▶ **INSTRUCTION**
Write out the data below in full, unchanged, minus the images.

[start AVAILABLE DATA]

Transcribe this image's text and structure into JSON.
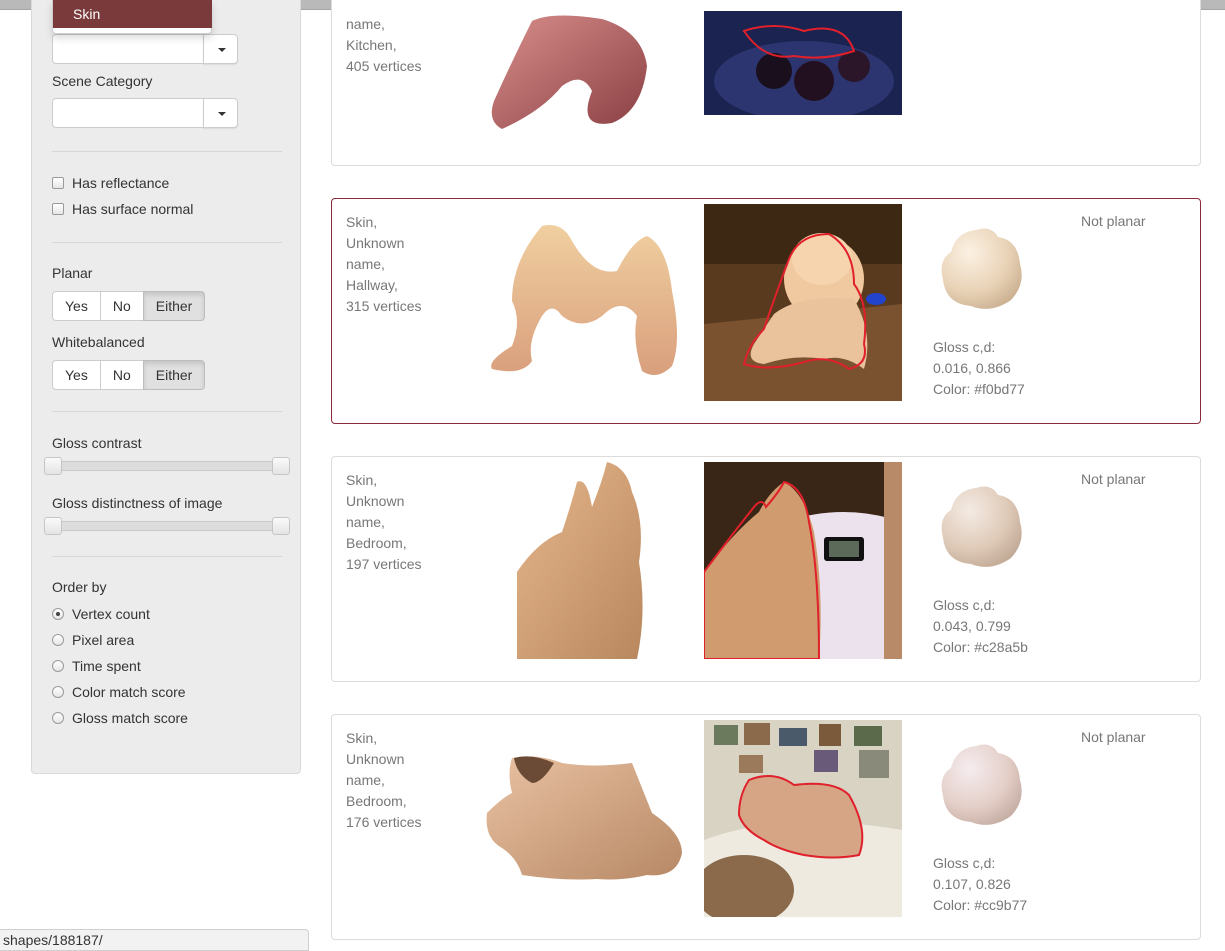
{
  "sidebar": {
    "dropdown_selected": "Skin",
    "scene_category_label": "Scene Category",
    "has_reflectance_label": "Has reflectance",
    "has_surface_normal_label": "Has surface normal",
    "planar": {
      "label": "Planar",
      "options": [
        "Yes",
        "No",
        "Either"
      ],
      "selected": "Either"
    },
    "whitebalanced": {
      "label": "Whitebalanced",
      "options": [
        "Yes",
        "No",
        "Either"
      ],
      "selected": "Either"
    },
    "gloss_contrast_label": "Gloss contrast",
    "gloss_distinctness_label": "Gloss distinctness of image",
    "order_by": {
      "label": "Order by",
      "options": [
        "Vertex count",
        "Pixel area",
        "Time spent",
        "Color match score",
        "Gloss match score"
      ],
      "selected": "Vertex count"
    }
  },
  "cards": [
    {
      "meta": [
        "name,",
        "Kitchen,",
        "405 vertices"
      ]
    },
    {
      "meta": [
        "Skin,",
        "Unknown",
        "name,",
        "Hallway,",
        "315 vertices"
      ],
      "planar": "Not planar",
      "gloss_label": "Gloss c,d:",
      "gloss_values": "0.016, 0.866",
      "color_line": "Color: #f0bd77",
      "sphere_color": "#f0bd77"
    },
    {
      "meta": [
        "Skin,",
        "Unknown",
        "name,",
        "Bedroom,",
        "197 vertices"
      ],
      "planar": "Not planar",
      "gloss_label": "Gloss c,d:",
      "gloss_values": "0.043, 0.799",
      "color_line": "Color: #c28a5b",
      "sphere_color": "#c28a5b"
    },
    {
      "meta": [
        "Skin,",
        "Unknown",
        "name,",
        "Bedroom,",
        "176 vertices"
      ],
      "planar": "Not planar",
      "gloss_label": "Gloss c,d:",
      "gloss_values": "0.107, 0.826",
      "color_line": "Color: #cc9b77",
      "sphere_color": "#cc9b77"
    }
  ],
  "status_url": "shapes/188187/"
}
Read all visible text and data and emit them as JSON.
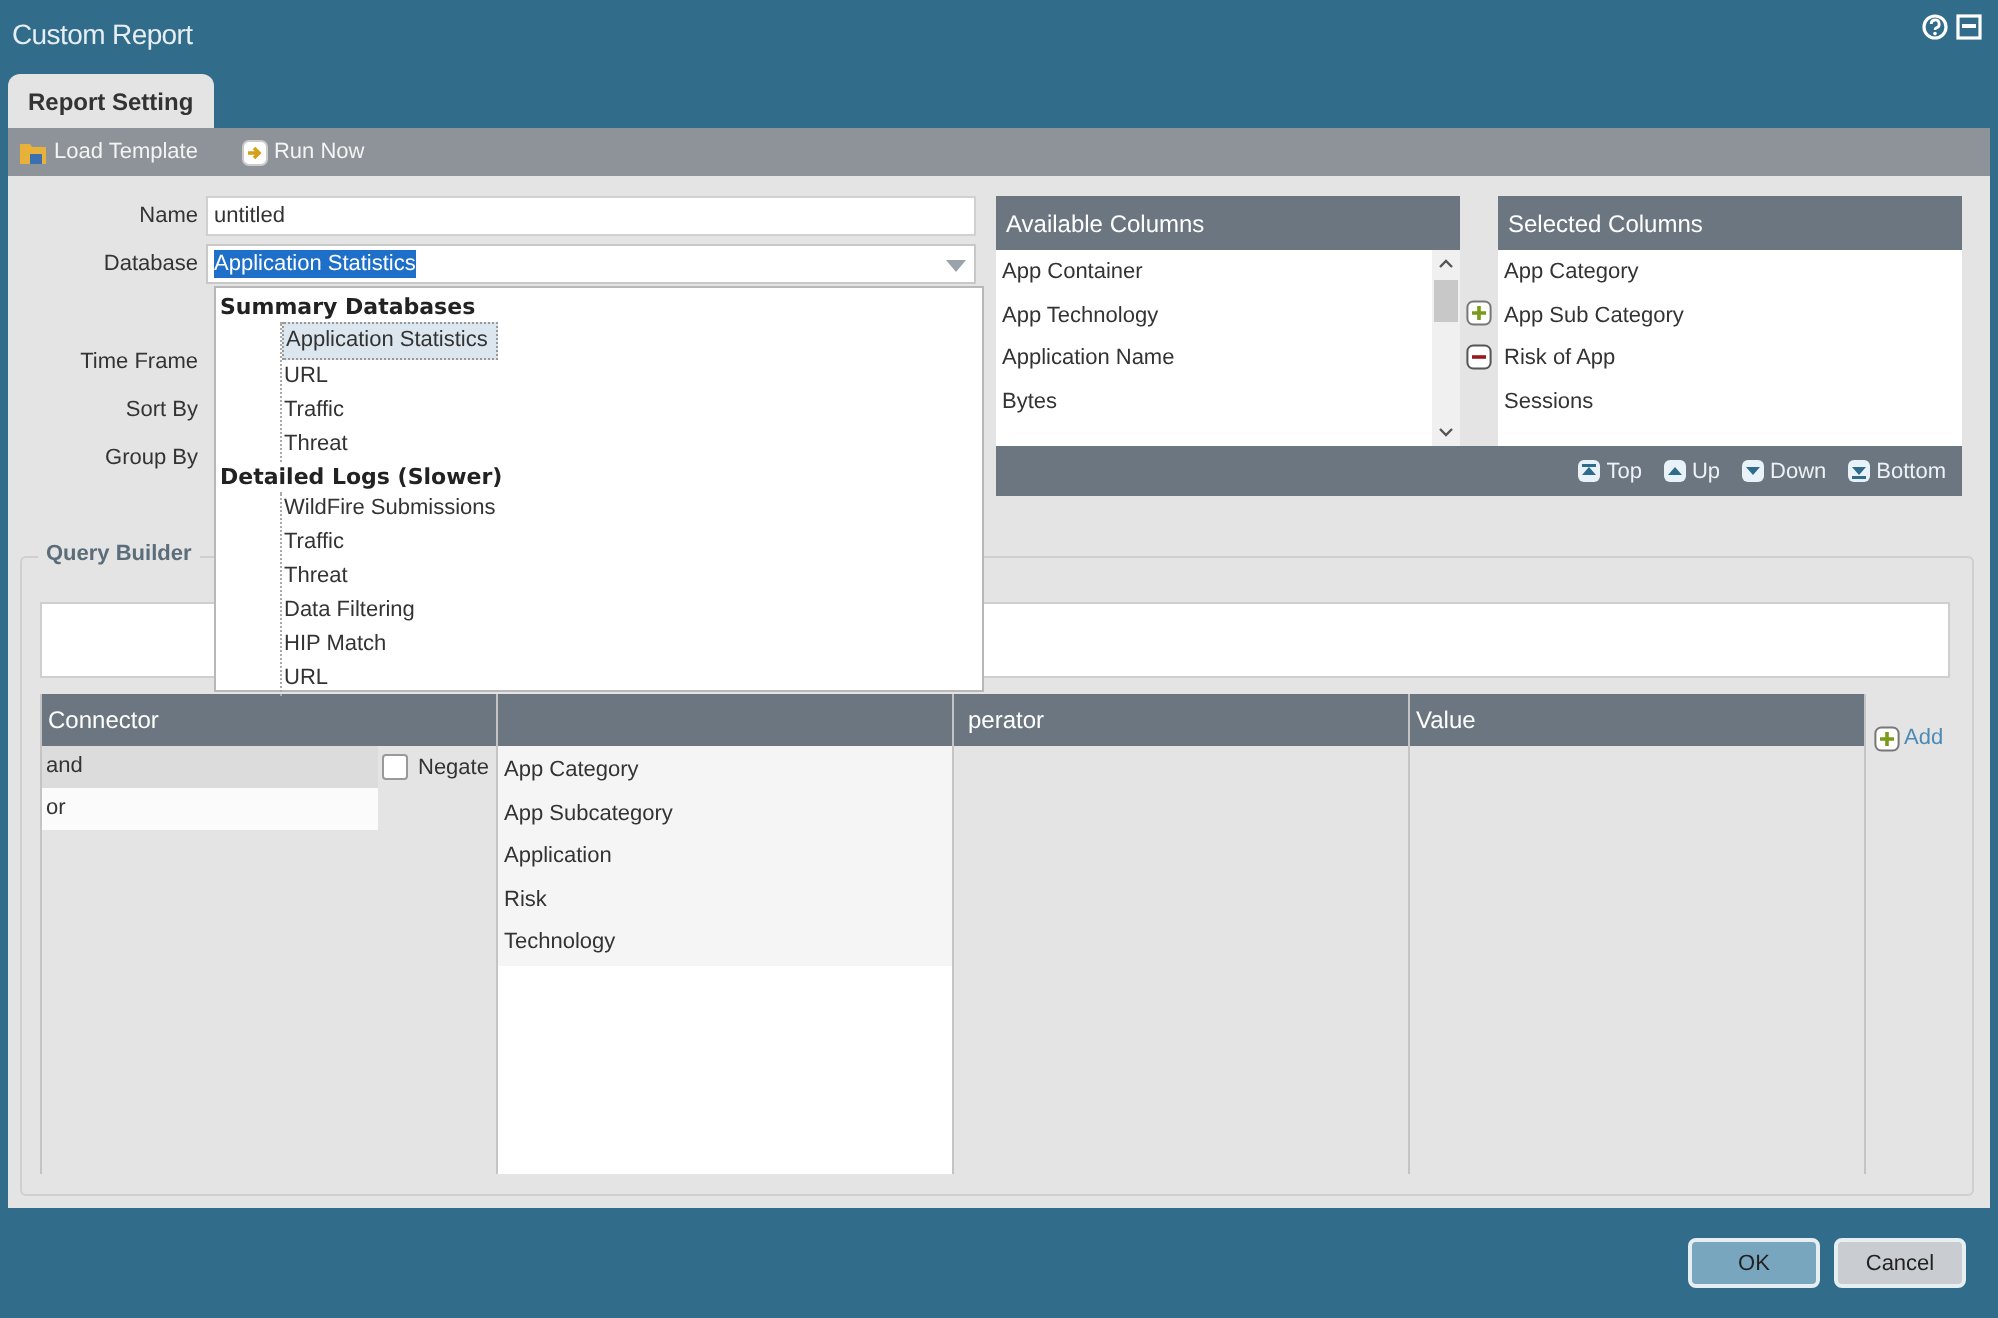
{
  "window": {
    "title": "Custom Report"
  },
  "tabs": [
    {
      "label": "Report Setting",
      "selected": true
    }
  ],
  "toolbar": [
    {
      "label": "Load Template",
      "kind": "load"
    },
    {
      "label": "Run Now",
      "kind": "run"
    }
  ],
  "form": {
    "name": {
      "label": "Name",
      "value": "untitled"
    },
    "database": {
      "label": "Database",
      "value": "Application Statistics"
    },
    "other_labels": [
      "Time Frame",
      "Sort By",
      "Group By"
    ]
  },
  "database_dropdown": {
    "groups": [
      {
        "label": "Summary Databases",
        "items": [
          {
            "label": "Application Statistics",
            "selected": true
          },
          {
            "label": "URL",
            "selected": false
          },
          {
            "label": "Traffic",
            "selected": false
          },
          {
            "label": "Threat",
            "selected": false
          }
        ]
      },
      {
        "label": "Detailed Logs (Slower)",
        "items": [
          {
            "label": "WildFire Submissions",
            "selected": false
          },
          {
            "label": "Traffic",
            "selected": false
          },
          {
            "label": "Threat",
            "selected": false
          },
          {
            "label": "Data Filtering",
            "selected": false
          },
          {
            "label": "HIP Match",
            "selected": false
          },
          {
            "label": "URL",
            "selected": false
          }
        ]
      }
    ]
  },
  "available_columns": {
    "title": "Available Columns",
    "items": [
      "App Container",
      "App Technology",
      "Application Name",
      "Bytes"
    ]
  },
  "selected_columns": {
    "title": "Selected Columns",
    "items": [
      "App Category",
      "App Sub Category",
      "Risk of App",
      "Sessions"
    ]
  },
  "order_buttons": [
    {
      "label": "Top",
      "kind": "top"
    },
    {
      "label": "Up",
      "kind": "up"
    },
    {
      "label": "Down",
      "kind": "down"
    },
    {
      "label": "Bottom",
      "kind": "bottom"
    }
  ],
  "query_builder": {
    "title": "Query Builder",
    "columns": [
      {
        "label": "Connector",
        "kind": "connector"
      },
      {
        "kind": "attribute"
      },
      {
        "label": "perator",
        "kind": "operator"
      },
      {
        "label": "Value",
        "kind": "value"
      }
    ],
    "connectors": [
      {
        "label": "and",
        "selected": true
      },
      {
        "label": "or",
        "selected": false
      }
    ],
    "negate": {
      "label": "Negate",
      "checked": false
    },
    "attributes": [
      "App Category",
      "App Subcategory",
      "Application",
      "Risk",
      "Technology"
    ],
    "add_label": "Add"
  },
  "buttons": [
    {
      "label": "OK",
      "kind": "primary"
    },
    {
      "label": "Cancel",
      "kind": "secondary"
    }
  ]
}
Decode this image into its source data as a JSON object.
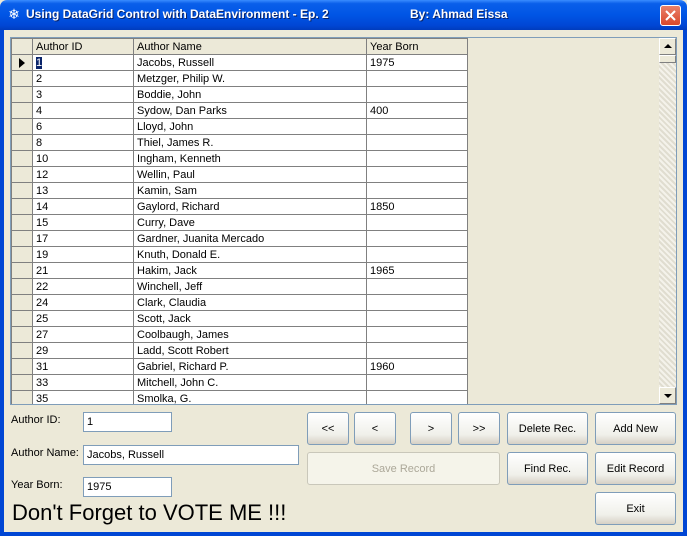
{
  "window": {
    "title": "Using DataGrid Control with DataEnvironment - Ep. 2",
    "author": "By: Ahmad Eissa",
    "title_icon": "snowflake-icon",
    "close_icon": "close-icon"
  },
  "grid": {
    "columns": [
      "Author ID",
      "Author Name",
      "Year Born"
    ],
    "selected_row": 0,
    "rows": [
      [
        "1",
        "Jacobs, Russell",
        "1975"
      ],
      [
        "2",
        "Metzger, Philip W.",
        ""
      ],
      [
        "3",
        "Boddie, John",
        ""
      ],
      [
        "4",
        "Sydow, Dan Parks",
        "400"
      ],
      [
        "6",
        "Lloyd, John",
        ""
      ],
      [
        "8",
        "Thiel, James R.",
        ""
      ],
      [
        "10",
        "Ingham, Kenneth",
        ""
      ],
      [
        "12",
        "Wellin, Paul",
        ""
      ],
      [
        "13",
        "Kamin, Sam",
        ""
      ],
      [
        "14",
        "Gaylord, Richard",
        "1850"
      ],
      [
        "15",
        "Curry, Dave",
        ""
      ],
      [
        "17",
        "Gardner, Juanita Mercado",
        ""
      ],
      [
        "19",
        "Knuth, Donald E.",
        ""
      ],
      [
        "21",
        "Hakim, Jack",
        "1965"
      ],
      [
        "22",
        "Winchell, Jeff",
        ""
      ],
      [
        "24",
        "Clark, Claudia",
        ""
      ],
      [
        "25",
        "Scott, Jack",
        ""
      ],
      [
        "27",
        "Coolbaugh, James",
        ""
      ],
      [
        "29",
        "Ladd, Scott Robert",
        ""
      ],
      [
        "31",
        "Gabriel, Richard P.",
        "1960"
      ],
      [
        "33",
        "Mitchell, John C.",
        ""
      ],
      [
        "35",
        "Smolka, G.",
        ""
      ]
    ]
  },
  "form": {
    "author_id_label": "Author ID:",
    "author_id_value": "1",
    "author_name_label": "Author Name:",
    "author_name_value": "Jacobs, Russell",
    "year_born_label": "Year Born:",
    "year_born_value": "1975"
  },
  "buttons": {
    "first": "<<",
    "prev": "<",
    "next": ">",
    "last": ">>",
    "delete": "Delete Rec.",
    "add": "Add New",
    "save": "Save Record",
    "find": "Find Rec.",
    "edit": "Edit Record",
    "exit": "Exit"
  },
  "footer": {
    "vote_text": "Don't Forget to VOTE ME !!!"
  },
  "colors": {
    "titlebar": "#0055E5",
    "window_bg": "#ECE9D8",
    "selection": "#0A246A",
    "close_button": "#D9482A"
  }
}
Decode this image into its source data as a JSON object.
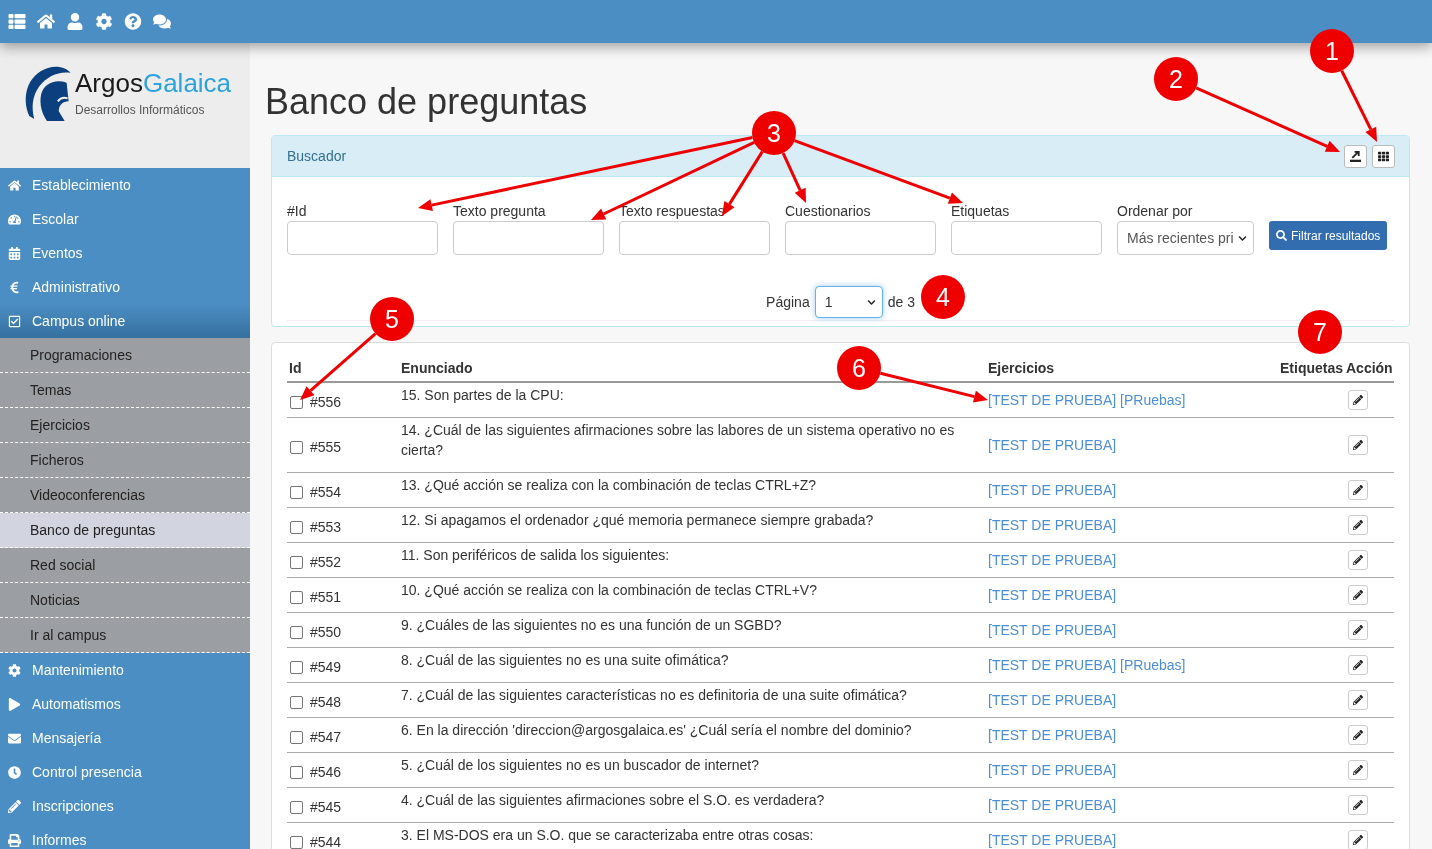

[end AVAILABLE DATA]

▶ **WRITTEN ANSWER**
Transcribe this image's text and structure into JSON.
{
  "sidebar": {
    "dropdown_selected": "Skin",
    "scene_category_label": "Scene Category",
    "has_reflectance_label": "Has reflectance",
    "has_surface_normal_label": "Has surface normal",
    "planar": {
      "label": "Planar",
      "options": [
        "Yes",
        "No",
        "Either"
      ],
      "selected": "Either"
    },
    "whitebalanced": {
      "label": "Whitebalanced",
      "options": [
        "Yes",
        "No",
        "Either"
      ],
      "selected": "Either"
    },
    "gloss_contrast_label": "Gloss contrast",
    "gloss_distinctness_label": "Gloss distinctness of image",
    "order_by": {
      "label": "Order by",
      "options": [
        "Vertex count",
        "Pixel area",
        "Time spent",
        "Color match score",
        "Gloss match score"
      ],
      "selected": "Vertex count"
    }
  },
  "cards": [
    {
      "meta": [
        "name,",
        "Kitchen,",
        "405 vertices"
      ]
    },
    {
      "meta": [
        "Skin,",
        "Unknown",
        "name,",
        "Hallway,",
        "315 vertices"
      ],
      "planar": "Not planar",
      "gloss_label": "Gloss c,d:",
      "gloss_values": "0.016, 0.866",
      "color_line": "Color: #f0bd77",
      "sphere_color": "#f0bd77"
    },
    {
      "meta": [
        "Skin,",
        "Unknown",
        "name,",
        "Bedroom,",
        "197 vertices"
      ],
      "planar": "Not planar",
      "gloss_label": "Gloss c,d:",
      "gloss_values": "0.043, 0.799",
      "color_line": "Color: #c28a5b",
      "sphere_color": "#c28a5b"
    },
    {
      "meta": [
        "Skin,",
        "Unknown",
        "name,",
        "Bedroom,",
        "176 vertices"
      ],
      "planar": "Not planar",
      "gloss_label": "Gloss c,d:",
      "gloss_values": "0.107, 0.826",
      "color_line": "Color: #cc9b77",
      "sphere_color": "#cc9b77"
    }
  ],
  "status_url": "shapes/188187/"
}
Read all visible text and data and emit them as JSON.
{
  "window": {
    "title": "Custom Report"
  },
  "tabs": [
    {
      "label": "Report Setting",
      "selected": true
    }
  ],
  "toolbar": [
    {
      "label": "Load Template",
      "kind": "load"
    },
    {
      "label": "Run Now",
      "kind": "run"
    }
  ],
  "form": {
    "name": {
      "label": "Name",
      "value": "untitled"
    },
    "database": {
      "label": "Database",
      "value": "Application Statistics"
    },
    "other_labels": [
      "Time Frame",
      "Sort By",
      "Group By"
    ]
  },
  "database_dropdown": {
    "groups": [
      {
        "label": "Summary Databases",
        "items": [
          {
            "label": "Application Statistics",
            "selected": true
          },
          {
            "label": "URL",
            "selected": false
          },
          {
            "label": "Traffic",
            "selected": false
          },
          {
            "label": "Threat",
            "selected": false
          }
        ]
      },
      {
        "label": "Detailed Logs (Slower)",
        "items": [
          {
            "label": "WildFire Submissions",
            "selected": false
          },
          {
            "label": "Traffic",
            "selected": false
          },
          {
            "label": "Threat",
            "selected": false
          },
          {
            "label": "Data Filtering",
            "selected": false
          },
          {
            "label": "HIP Match",
            "selected": false
          },
          {
            "label": "URL",
            "selected": false
          }
        ]
      }
    ]
  },
  "available_columns": {
    "title": "Available Columns",
    "items": [
      "App Container",
      "App Technology",
      "Application Name",
      "Bytes"
    ]
  },
  "selected_columns": {
    "title": "Selected Columns",
    "items": [
      "App Category",
      "App Sub Category",
      "Risk of App",
      "Sessions"
    ]
  },
  "order_buttons": [
    {
      "label": "Top",
      "kind": "top"
    },
    {
      "label": "Up",
      "kind": "up"
    },
    {
      "label": "Down",
      "kind": "down"
    },
    {
      "label": "Bottom",
      "kind": "bottom"
    }
  ],
  "query_builder": {
    "title": "Query Builder",
    "columns": [
      {
        "label": "Connector",
        "kind": "connector"
      },
      {
        "kind": "attribute"
      },
      {
        "label": "perator",
        "kind": "operator"
      },
      {
        "label": "Value",
        "kind": "value"
      }
    ],
    "connectors": [
      {
        "label": "and",
        "selected": true
      },
      {
        "label": "or",
        "selected": false
      }
    ],
    "negate": {
      "label": "Negate",
      "checked": false
    },
    "attributes": [
      "App Category",
      "App Subcategory",
      "Application",
      "Risk",
      "Technology"
    ],
    "add_label": "Add"
  },
  "buttons": [
    {
      "label": "OK",
      "kind": "primary"
    },
    {
      "label": "Cancel",
      "kind": "secondary"
    }
  ]
}
Decode this image into its source data as a JSON object.
{
  "window": {
    "title": "Using DataGrid Control with DataEnvironment - Ep. 2",
    "author": "By: Ahmad Eissa",
    "title_icon": "snowflake-icon",
    "close_icon": "close-icon"
  },
  "grid": {
    "columns": [
      "Author ID",
      "Author Name",
      "Year Born"
    ],
    "selected_row": 0,
    "rows": [
      [
        "1",
        "Jacobs, Russell",
        "1975"
      ],
      [
        "2",
        "Metzger, Philip W.",
        ""
      ],
      [
        "3",
        "Boddie, John",
        ""
      ],
      [
        "4",
        "Sydow, Dan Parks",
        "400"
      ],
      [
        "6",
        "Lloyd, John",
        ""
      ],
      [
        "8",
        "Thiel, James R.",
        ""
      ],
      [
        "10",
        "Ingham, Kenneth",
        ""
      ],
      [
        "12",
        "Wellin, Paul",
        ""
      ],
      [
        "13",
        "Kamin, Sam",
        ""
      ],
      [
        "14",
        "Gaylord, Richard",
        "1850"
      ],
      [
        "15",
        "Curry, Dave",
        ""
      ],
      [
        "17",
        "Gardner, Juanita Mercado",
        ""
      ],
      [
        "19",
        "Knuth, Donald E.",
        ""
      ],
      [
        "21",
        "Hakim, Jack",
        "1965"
      ],
      [
        "22",
        "Winchell, Jeff",
        ""
      ],
      [
        "24",
        "Clark, Claudia",
        ""
      ],
      [
        "25",
        "Scott, Jack",
        ""
      ],
      [
        "27",
        "Coolbaugh, James",
        ""
      ],
      [
        "29",
        "Ladd, Scott Robert",
        ""
      ],
      [
        "31",
        "Gabriel, Richard P.",
        "1960"
      ],
      [
        "33",
        "Mitchell, John C.",
        ""
      ],
      [
        "35",
        "Smolka, G.",
        ""
      ]
    ]
  },
  "form": {
    "author_id_label": "Author ID:",
    "author_id_value": "1",
    "author_name_label": "Author Name:",
    "author_name_value": "Jacobs, Russell",
    "year_born_label": "Year Born:",
    "year_born_value": "1975"
  },
  "buttons": {
    "first": "<<",
    "prev": "<",
    "next": ">",
    "last": ">>",
    "delete": "Delete Rec.",
    "add": "Add New",
    "save": "Save Record",
    "find": "Find Rec.",
    "edit": "Edit Record",
    "exit": "Exit"
  },
  "footer": {
    "vote_text": "Don't Forget to VOTE ME !!!"
  },
  "colors": {
    "titlebar": "#0055E5",
    "window_bg": "#ECE9D8",
    "selection": "#0A246A",
    "close_button": "#D9482A"
  }
}
Decode this image into its source data as a JSON object.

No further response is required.